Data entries
-------------------------

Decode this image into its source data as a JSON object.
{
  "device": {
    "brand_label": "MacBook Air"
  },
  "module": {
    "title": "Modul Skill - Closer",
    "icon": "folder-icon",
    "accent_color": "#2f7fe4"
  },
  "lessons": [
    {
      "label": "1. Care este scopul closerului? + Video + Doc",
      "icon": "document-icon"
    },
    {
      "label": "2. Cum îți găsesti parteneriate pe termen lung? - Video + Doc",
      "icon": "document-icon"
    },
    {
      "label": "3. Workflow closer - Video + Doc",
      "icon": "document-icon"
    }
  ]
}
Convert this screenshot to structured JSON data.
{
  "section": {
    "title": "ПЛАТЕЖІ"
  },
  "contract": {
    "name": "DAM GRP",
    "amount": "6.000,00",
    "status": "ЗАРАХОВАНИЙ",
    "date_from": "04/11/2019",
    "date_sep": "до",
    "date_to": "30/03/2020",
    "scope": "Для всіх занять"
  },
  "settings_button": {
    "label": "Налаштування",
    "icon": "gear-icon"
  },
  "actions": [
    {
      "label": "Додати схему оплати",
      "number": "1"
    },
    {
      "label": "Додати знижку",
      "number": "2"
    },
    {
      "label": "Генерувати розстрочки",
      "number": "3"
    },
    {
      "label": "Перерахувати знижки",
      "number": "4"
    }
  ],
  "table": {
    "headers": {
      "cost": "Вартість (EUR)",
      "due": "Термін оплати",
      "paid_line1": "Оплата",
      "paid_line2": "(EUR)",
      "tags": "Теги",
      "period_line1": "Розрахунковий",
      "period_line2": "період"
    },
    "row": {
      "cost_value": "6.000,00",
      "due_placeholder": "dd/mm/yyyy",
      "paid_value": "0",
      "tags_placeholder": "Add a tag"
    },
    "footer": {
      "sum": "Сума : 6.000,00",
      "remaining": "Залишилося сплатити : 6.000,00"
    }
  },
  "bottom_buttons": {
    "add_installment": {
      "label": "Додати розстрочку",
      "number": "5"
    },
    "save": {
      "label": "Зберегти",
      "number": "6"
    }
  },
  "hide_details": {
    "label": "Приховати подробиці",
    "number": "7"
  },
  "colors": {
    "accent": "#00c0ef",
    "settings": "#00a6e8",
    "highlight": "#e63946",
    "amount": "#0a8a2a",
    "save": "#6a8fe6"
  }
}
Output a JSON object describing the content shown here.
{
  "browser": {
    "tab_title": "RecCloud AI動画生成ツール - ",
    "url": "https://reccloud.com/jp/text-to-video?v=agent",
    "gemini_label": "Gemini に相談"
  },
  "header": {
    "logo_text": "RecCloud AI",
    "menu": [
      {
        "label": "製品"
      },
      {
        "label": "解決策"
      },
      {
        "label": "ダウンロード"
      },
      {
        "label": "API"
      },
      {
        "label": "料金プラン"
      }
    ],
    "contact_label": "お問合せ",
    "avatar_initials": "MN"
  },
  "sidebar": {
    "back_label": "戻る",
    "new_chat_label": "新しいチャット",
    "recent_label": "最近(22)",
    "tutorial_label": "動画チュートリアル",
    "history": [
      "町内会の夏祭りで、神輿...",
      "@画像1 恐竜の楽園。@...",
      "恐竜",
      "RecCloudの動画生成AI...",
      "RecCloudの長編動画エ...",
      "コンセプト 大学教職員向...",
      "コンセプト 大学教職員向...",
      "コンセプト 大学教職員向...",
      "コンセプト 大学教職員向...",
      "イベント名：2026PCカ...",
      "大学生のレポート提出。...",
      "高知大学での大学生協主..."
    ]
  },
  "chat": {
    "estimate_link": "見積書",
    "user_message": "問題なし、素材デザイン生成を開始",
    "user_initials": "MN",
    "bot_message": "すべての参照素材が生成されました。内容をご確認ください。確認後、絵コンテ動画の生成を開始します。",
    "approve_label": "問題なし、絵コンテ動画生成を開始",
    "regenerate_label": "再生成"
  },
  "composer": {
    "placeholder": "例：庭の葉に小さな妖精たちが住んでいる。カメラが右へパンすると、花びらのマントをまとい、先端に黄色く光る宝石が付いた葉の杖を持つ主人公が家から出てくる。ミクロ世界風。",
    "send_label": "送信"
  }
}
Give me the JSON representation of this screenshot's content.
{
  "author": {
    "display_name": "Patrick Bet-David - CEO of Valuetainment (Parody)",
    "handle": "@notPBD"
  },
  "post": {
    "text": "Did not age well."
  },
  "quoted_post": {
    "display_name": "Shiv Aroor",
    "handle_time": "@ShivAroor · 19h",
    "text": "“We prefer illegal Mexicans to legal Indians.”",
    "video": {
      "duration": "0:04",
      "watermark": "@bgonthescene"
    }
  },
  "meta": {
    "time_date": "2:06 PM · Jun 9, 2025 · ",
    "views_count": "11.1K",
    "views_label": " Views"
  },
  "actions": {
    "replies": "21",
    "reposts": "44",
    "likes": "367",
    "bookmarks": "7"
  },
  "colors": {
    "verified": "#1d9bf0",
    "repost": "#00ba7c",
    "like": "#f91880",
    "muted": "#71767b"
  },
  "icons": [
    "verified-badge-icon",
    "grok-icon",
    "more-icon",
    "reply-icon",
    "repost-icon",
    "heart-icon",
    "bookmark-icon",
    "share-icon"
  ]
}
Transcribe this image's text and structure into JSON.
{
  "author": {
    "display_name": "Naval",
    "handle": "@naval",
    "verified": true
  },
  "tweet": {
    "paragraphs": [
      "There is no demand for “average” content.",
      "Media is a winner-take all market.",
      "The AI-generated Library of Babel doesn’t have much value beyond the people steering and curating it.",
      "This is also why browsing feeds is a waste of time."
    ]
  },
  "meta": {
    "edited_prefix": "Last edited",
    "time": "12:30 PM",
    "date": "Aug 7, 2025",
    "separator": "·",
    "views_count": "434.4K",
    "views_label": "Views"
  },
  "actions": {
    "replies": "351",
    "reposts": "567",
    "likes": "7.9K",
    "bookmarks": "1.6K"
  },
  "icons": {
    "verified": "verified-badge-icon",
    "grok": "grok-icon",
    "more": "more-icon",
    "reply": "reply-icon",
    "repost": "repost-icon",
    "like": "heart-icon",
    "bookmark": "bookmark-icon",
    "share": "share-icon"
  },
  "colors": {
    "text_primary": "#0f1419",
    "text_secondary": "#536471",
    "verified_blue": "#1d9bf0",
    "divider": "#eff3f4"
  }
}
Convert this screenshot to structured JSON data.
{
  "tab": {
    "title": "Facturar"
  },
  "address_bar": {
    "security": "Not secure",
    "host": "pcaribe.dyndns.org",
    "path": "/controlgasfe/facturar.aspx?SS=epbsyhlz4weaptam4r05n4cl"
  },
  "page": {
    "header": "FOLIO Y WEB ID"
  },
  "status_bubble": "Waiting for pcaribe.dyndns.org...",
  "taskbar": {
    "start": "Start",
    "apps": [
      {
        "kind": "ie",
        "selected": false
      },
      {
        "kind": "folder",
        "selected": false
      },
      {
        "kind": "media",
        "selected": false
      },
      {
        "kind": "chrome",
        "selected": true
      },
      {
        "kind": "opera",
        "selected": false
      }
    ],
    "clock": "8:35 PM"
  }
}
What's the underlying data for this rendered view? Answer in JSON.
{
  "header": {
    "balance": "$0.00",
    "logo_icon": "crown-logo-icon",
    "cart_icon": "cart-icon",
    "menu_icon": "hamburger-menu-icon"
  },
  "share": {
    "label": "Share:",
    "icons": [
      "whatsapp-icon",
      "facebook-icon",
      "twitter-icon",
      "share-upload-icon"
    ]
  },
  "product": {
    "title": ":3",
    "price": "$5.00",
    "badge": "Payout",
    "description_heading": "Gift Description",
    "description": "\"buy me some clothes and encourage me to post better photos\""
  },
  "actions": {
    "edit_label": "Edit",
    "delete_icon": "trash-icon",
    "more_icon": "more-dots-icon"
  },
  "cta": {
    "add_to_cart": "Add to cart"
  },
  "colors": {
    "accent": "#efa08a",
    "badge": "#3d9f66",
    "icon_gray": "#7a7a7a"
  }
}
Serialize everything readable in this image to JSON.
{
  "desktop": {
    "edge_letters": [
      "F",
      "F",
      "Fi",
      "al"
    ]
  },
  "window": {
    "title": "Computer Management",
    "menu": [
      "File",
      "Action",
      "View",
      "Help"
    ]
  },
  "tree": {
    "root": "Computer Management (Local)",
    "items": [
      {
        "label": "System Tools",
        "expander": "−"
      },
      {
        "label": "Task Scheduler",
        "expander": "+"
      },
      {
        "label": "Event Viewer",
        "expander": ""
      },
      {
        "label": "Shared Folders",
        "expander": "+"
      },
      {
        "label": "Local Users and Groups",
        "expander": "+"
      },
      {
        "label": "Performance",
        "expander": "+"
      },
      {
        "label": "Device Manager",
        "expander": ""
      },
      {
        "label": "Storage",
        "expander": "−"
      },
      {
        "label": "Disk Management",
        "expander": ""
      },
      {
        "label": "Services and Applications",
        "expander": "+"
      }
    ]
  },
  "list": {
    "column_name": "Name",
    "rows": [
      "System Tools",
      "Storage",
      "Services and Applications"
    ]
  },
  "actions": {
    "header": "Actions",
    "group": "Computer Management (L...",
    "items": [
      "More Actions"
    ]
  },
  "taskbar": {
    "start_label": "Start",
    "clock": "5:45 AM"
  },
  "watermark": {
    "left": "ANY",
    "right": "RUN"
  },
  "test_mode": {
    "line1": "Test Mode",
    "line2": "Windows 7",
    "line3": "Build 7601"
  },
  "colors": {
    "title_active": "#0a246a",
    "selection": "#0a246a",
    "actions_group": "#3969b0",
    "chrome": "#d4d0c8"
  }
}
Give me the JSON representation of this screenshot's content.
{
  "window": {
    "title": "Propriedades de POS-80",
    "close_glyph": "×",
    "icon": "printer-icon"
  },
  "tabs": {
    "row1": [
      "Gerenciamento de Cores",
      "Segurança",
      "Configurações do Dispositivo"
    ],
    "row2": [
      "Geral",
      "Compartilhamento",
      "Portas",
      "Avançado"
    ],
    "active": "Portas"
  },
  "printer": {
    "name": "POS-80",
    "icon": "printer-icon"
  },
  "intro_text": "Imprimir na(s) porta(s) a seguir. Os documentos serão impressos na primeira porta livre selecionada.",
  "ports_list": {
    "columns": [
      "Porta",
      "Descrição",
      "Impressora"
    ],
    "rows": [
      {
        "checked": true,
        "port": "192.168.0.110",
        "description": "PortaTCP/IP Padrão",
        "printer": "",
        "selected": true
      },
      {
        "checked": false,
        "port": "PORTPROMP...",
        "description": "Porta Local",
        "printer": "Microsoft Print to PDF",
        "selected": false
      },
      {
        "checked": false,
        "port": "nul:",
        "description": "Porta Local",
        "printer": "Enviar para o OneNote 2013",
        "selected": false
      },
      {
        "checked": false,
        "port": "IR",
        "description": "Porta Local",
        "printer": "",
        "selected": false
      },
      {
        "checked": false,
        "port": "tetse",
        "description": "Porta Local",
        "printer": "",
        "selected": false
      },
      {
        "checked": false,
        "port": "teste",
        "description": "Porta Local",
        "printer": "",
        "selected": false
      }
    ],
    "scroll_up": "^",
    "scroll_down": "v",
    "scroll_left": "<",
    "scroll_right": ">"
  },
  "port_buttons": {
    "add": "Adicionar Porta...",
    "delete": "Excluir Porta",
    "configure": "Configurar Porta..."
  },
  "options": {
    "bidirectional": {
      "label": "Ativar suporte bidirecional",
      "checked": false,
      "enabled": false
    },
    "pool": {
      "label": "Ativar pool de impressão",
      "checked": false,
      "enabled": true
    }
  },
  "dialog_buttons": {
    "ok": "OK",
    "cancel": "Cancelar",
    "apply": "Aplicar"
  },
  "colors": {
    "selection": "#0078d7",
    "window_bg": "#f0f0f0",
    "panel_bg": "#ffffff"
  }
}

-------------------------

* WRITTEN TASK: Search the lines for "JSON". Copy each line that has it.

* EXERCISE ANSWER:
Decode this image into its source data as a JSON object.
Convert this screenshot to structured JSON data.
Output a JSON object describing the content shown here.
Give me the JSON representation of this screenshot's content.
Transcribe this image's text and structure into JSON.
Convert this screenshot to structured JSON data.
What's the underlying data for this rendered view? Answer in JSON.
Serialize everything readable in this image to JSON.
Give me the JSON representation of this screenshot's content.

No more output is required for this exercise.